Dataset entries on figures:
- - - - - - -
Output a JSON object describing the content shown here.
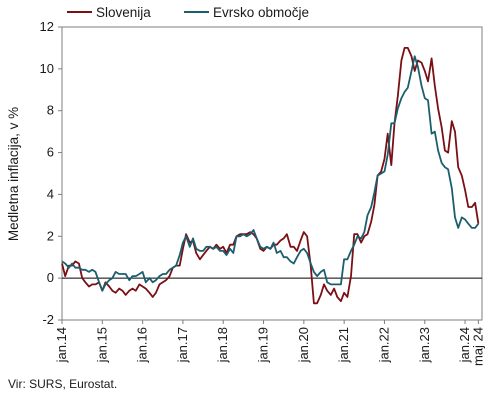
{
  "chart_data": {
    "type": "line",
    "ylabel": "Medletna inflacija, v %",
    "ylim": [
      -2,
      12
    ],
    "yticks": [
      -2,
      0,
      2,
      4,
      6,
      8,
      10,
      12
    ],
    "xlim": [
      2014.0,
      2024.42
    ],
    "xticks": [
      {
        "label": "jan.14",
        "x": 2014.0
      },
      {
        "label": "jan.15",
        "x": 2015.0
      },
      {
        "label": "jan.16",
        "x": 2016.0
      },
      {
        "label": "jan.17",
        "x": 2017.0
      },
      {
        "label": "jan.18",
        "x": 2018.0
      },
      {
        "label": "jan.19",
        "x": 2019.0
      },
      {
        "label": "jan.20",
        "x": 2020.0
      },
      {
        "label": "jan.21",
        "x": 2021.0
      },
      {
        "label": "jan.22",
        "x": 2022.0
      },
      {
        "label": "jan.23",
        "x": 2023.0
      },
      {
        "label": "jan.24",
        "x": 2024.0
      },
      {
        "label": "maj 24",
        "x": 2024.33
      }
    ],
    "grid": false,
    "legend_position": "top",
    "colors": {
      "slovenija": "#7a0f14",
      "evro": "#1b5f6e",
      "zero_line": "#000000"
    },
    "series": [
      {
        "name": "Slovenija",
        "points": [
          [
            2014.0,
            0.7
          ],
          [
            2014.08,
            0.1
          ],
          [
            2014.17,
            0.6
          ],
          [
            2014.25,
            0.6
          ],
          [
            2014.33,
            0.8
          ],
          [
            2014.42,
            0.7
          ],
          [
            2014.5,
            0.0
          ],
          [
            2014.58,
            -0.2
          ],
          [
            2014.67,
            -0.4
          ],
          [
            2014.75,
            -0.3
          ],
          [
            2014.83,
            -0.3
          ],
          [
            2014.92,
            -0.2
          ],
          [
            2015.0,
            -0.6
          ],
          [
            2015.08,
            -0.2
          ],
          [
            2015.17,
            -0.4
          ],
          [
            2015.25,
            -0.6
          ],
          [
            2015.33,
            -0.7
          ],
          [
            2015.42,
            -0.5
          ],
          [
            2015.5,
            -0.6
          ],
          [
            2015.58,
            -0.8
          ],
          [
            2015.67,
            -0.6
          ],
          [
            2015.75,
            -0.5
          ],
          [
            2015.83,
            -0.6
          ],
          [
            2015.92,
            -0.3
          ],
          [
            2016.0,
            -0.4
          ],
          [
            2016.08,
            -0.5
          ],
          [
            2016.17,
            -0.7
          ],
          [
            2016.25,
            -0.9
          ],
          [
            2016.33,
            -0.7
          ],
          [
            2016.42,
            -0.3
          ],
          [
            2016.5,
            -0.2
          ],
          [
            2016.58,
            -0.1
          ],
          [
            2016.67,
            0.1
          ],
          [
            2016.75,
            0.5
          ],
          [
            2016.83,
            0.6
          ],
          [
            2016.92,
            0.6
          ],
          [
            2017.0,
            1.4
          ],
          [
            2017.08,
            2.1
          ],
          [
            2017.17,
            1.7
          ],
          [
            2017.25,
            1.8
          ],
          [
            2017.33,
            1.2
          ],
          [
            2017.42,
            0.9
          ],
          [
            2017.5,
            1.1
          ],
          [
            2017.58,
            1.3
          ],
          [
            2017.67,
            1.5
          ],
          [
            2017.75,
            1.4
          ],
          [
            2017.83,
            1.6
          ],
          [
            2017.92,
            1.4
          ],
          [
            2018.0,
            1.5
          ],
          [
            2018.08,
            1.2
          ],
          [
            2018.17,
            1.6
          ],
          [
            2018.25,
            1.6
          ],
          [
            2018.33,
            2.0
          ],
          [
            2018.42,
            2.1
          ],
          [
            2018.5,
            2.1
          ],
          [
            2018.58,
            2.1
          ],
          [
            2018.67,
            2.2
          ],
          [
            2018.75,
            2.1
          ],
          [
            2018.83,
            1.9
          ],
          [
            2018.92,
            1.4
          ],
          [
            2019.0,
            1.3
          ],
          [
            2019.08,
            1.5
          ],
          [
            2019.17,
            1.4
          ],
          [
            2019.25,
            1.6
          ],
          [
            2019.33,
            1.6
          ],
          [
            2019.42,
            1.8
          ],
          [
            2019.5,
            1.9
          ],
          [
            2019.58,
            2.1
          ],
          [
            2019.67,
            1.5
          ],
          [
            2019.75,
            1.5
          ],
          [
            2019.83,
            1.3
          ],
          [
            2019.92,
            1.8
          ],
          [
            2020.0,
            2.2
          ],
          [
            2020.08,
            2.0
          ],
          [
            2020.17,
            0.6
          ],
          [
            2020.25,
            -1.2
          ],
          [
            2020.33,
            -1.2
          ],
          [
            2020.42,
            -0.8
          ],
          [
            2020.5,
            -0.3
          ],
          [
            2020.58,
            -0.6
          ],
          [
            2020.67,
            -0.8
          ],
          [
            2020.75,
            -0.5
          ],
          [
            2020.83,
            -0.9
          ],
          [
            2020.92,
            -1.1
          ],
          [
            2021.0,
            -0.7
          ],
          [
            2021.08,
            -0.9
          ],
          [
            2021.17,
            0.1
          ],
          [
            2021.25,
            2.1
          ],
          [
            2021.33,
            2.1
          ],
          [
            2021.42,
            1.7
          ],
          [
            2021.5,
            2.0
          ],
          [
            2021.58,
            2.1
          ],
          [
            2021.67,
            2.7
          ],
          [
            2021.75,
            3.5
          ],
          [
            2021.83,
            4.9
          ],
          [
            2021.92,
            5.1
          ],
          [
            2022.0,
            5.7
          ],
          [
            2022.08,
            6.9
          ],
          [
            2022.17,
            5.4
          ],
          [
            2022.25,
            7.4
          ],
          [
            2022.33,
            8.7
          ],
          [
            2022.42,
            10.4
          ],
          [
            2022.5,
            11.0
          ],
          [
            2022.58,
            11.0
          ],
          [
            2022.67,
            10.6
          ],
          [
            2022.75,
            9.9
          ],
          [
            2022.83,
            10.4
          ],
          [
            2022.92,
            10.3
          ],
          [
            2023.0,
            9.9
          ],
          [
            2023.08,
            9.4
          ],
          [
            2023.17,
            10.5
          ],
          [
            2023.25,
            9.2
          ],
          [
            2023.33,
            8.1
          ],
          [
            2023.42,
            7.2
          ],
          [
            2023.5,
            6.1
          ],
          [
            2023.58,
            6.0
          ],
          [
            2023.67,
            7.5
          ],
          [
            2023.75,
            7.0
          ],
          [
            2023.83,
            5.3
          ],
          [
            2023.92,
            4.9
          ],
          [
            2024.0,
            4.2
          ],
          [
            2024.08,
            3.4
          ],
          [
            2024.17,
            3.4
          ],
          [
            2024.25,
            3.6
          ],
          [
            2024.33,
            2.6
          ]
        ]
      },
      {
        "name": "Evrsko območje",
        "points": [
          [
            2014.0,
            0.8
          ],
          [
            2014.08,
            0.7
          ],
          [
            2014.17,
            0.5
          ],
          [
            2014.25,
            0.7
          ],
          [
            2014.33,
            0.5
          ],
          [
            2014.42,
            0.5
          ],
          [
            2014.5,
            0.4
          ],
          [
            2014.58,
            0.4
          ],
          [
            2014.67,
            0.3
          ],
          [
            2014.75,
            0.4
          ],
          [
            2014.83,
            0.3
          ],
          [
            2014.92,
            -0.2
          ],
          [
            2015.0,
            -0.6
          ],
          [
            2015.08,
            -0.3
          ],
          [
            2015.17,
            -0.1
          ],
          [
            2015.25,
            0.0
          ],
          [
            2015.33,
            0.3
          ],
          [
            2015.42,
            0.2
          ],
          [
            2015.5,
            0.2
          ],
          [
            2015.58,
            0.2
          ],
          [
            2015.67,
            -0.1
          ],
          [
            2015.75,
            0.1
          ],
          [
            2015.83,
            0.1
          ],
          [
            2015.92,
            0.2
          ],
          [
            2016.0,
            0.3
          ],
          [
            2016.08,
            -0.2
          ],
          [
            2016.17,
            0.0
          ],
          [
            2016.25,
            -0.2
          ],
          [
            2016.33,
            -0.1
          ],
          [
            2016.42,
            0.1
          ],
          [
            2016.5,
            0.2
          ],
          [
            2016.58,
            0.2
          ],
          [
            2016.67,
            0.4
          ],
          [
            2016.75,
            0.5
          ],
          [
            2016.83,
            0.6
          ],
          [
            2016.92,
            1.1
          ],
          [
            2017.0,
            1.7
          ],
          [
            2017.08,
            2.0
          ],
          [
            2017.17,
            1.5
          ],
          [
            2017.25,
            1.9
          ],
          [
            2017.33,
            1.4
          ],
          [
            2017.42,
            1.3
          ],
          [
            2017.5,
            1.3
          ],
          [
            2017.58,
            1.5
          ],
          [
            2017.67,
            1.5
          ],
          [
            2017.75,
            1.4
          ],
          [
            2017.83,
            1.5
          ],
          [
            2017.92,
            1.3
          ],
          [
            2018.0,
            1.3
          ],
          [
            2018.08,
            1.1
          ],
          [
            2018.17,
            1.4
          ],
          [
            2018.25,
            1.2
          ],
          [
            2018.33,
            2.0
          ],
          [
            2018.42,
            2.0
          ],
          [
            2018.5,
            2.1
          ],
          [
            2018.58,
            2.0
          ],
          [
            2018.67,
            2.1
          ],
          [
            2018.75,
            2.3
          ],
          [
            2018.83,
            1.9
          ],
          [
            2018.92,
            1.5
          ],
          [
            2019.0,
            1.4
          ],
          [
            2019.08,
            1.5
          ],
          [
            2019.17,
            1.4
          ],
          [
            2019.25,
            1.7
          ],
          [
            2019.33,
            1.2
          ],
          [
            2019.42,
            1.3
          ],
          [
            2019.5,
            1.0
          ],
          [
            2019.58,
            1.0
          ],
          [
            2019.67,
            0.8
          ],
          [
            2019.75,
            0.7
          ],
          [
            2019.83,
            1.0
          ],
          [
            2019.92,
            1.3
          ],
          [
            2020.0,
            1.4
          ],
          [
            2020.08,
            1.2
          ],
          [
            2020.17,
            0.7
          ],
          [
            2020.25,
            0.3
          ],
          [
            2020.33,
            0.1
          ],
          [
            2020.42,
            0.3
          ],
          [
            2020.5,
            0.4
          ],
          [
            2020.58,
            -0.2
          ],
          [
            2020.67,
            -0.3
          ],
          [
            2020.75,
            -0.3
          ],
          [
            2020.83,
            -0.3
          ],
          [
            2020.92,
            -0.3
          ],
          [
            2021.0,
            0.9
          ],
          [
            2021.08,
            0.9
          ],
          [
            2021.17,
            1.3
          ],
          [
            2021.25,
            1.6
          ],
          [
            2021.33,
            2.0
          ],
          [
            2021.42,
            1.9
          ],
          [
            2021.5,
            2.2
          ],
          [
            2021.58,
            3.0
          ],
          [
            2021.67,
            3.4
          ],
          [
            2021.75,
            4.1
          ],
          [
            2021.83,
            4.9
          ],
          [
            2021.92,
            5.0
          ],
          [
            2022.0,
            5.1
          ],
          [
            2022.08,
            5.9
          ],
          [
            2022.17,
            7.4
          ],
          [
            2022.25,
            7.4
          ],
          [
            2022.33,
            8.1
          ],
          [
            2022.42,
            8.6
          ],
          [
            2022.5,
            8.9
          ],
          [
            2022.58,
            9.1
          ],
          [
            2022.67,
            9.9
          ],
          [
            2022.75,
            10.6
          ],
          [
            2022.83,
            10.1
          ],
          [
            2022.92,
            9.2
          ],
          [
            2023.0,
            8.6
          ],
          [
            2023.08,
            8.5
          ],
          [
            2023.17,
            6.9
          ],
          [
            2023.25,
            7.0
          ],
          [
            2023.33,
            6.1
          ],
          [
            2023.42,
            5.5
          ],
          [
            2023.5,
            5.3
          ],
          [
            2023.58,
            5.2
          ],
          [
            2023.67,
            4.3
          ],
          [
            2023.75,
            2.9
          ],
          [
            2023.83,
            2.4
          ],
          [
            2023.92,
            2.9
          ],
          [
            2024.0,
            2.8
          ],
          [
            2024.08,
            2.6
          ],
          [
            2024.17,
            2.4
          ],
          [
            2024.25,
            2.4
          ],
          [
            2024.33,
            2.6
          ]
        ]
      }
    ]
  },
  "source": "Vir: SURS, Eurostat."
}
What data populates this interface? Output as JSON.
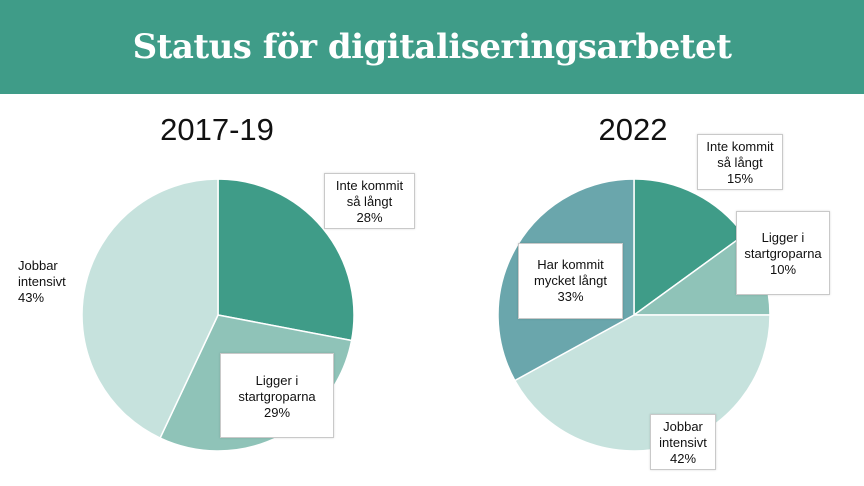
- - - - - - -
STATED GOAL:
Give the number of lines in the entries that hold the word "Output", and nothing else.

SOLUTION TO THIS PROBLEM:
2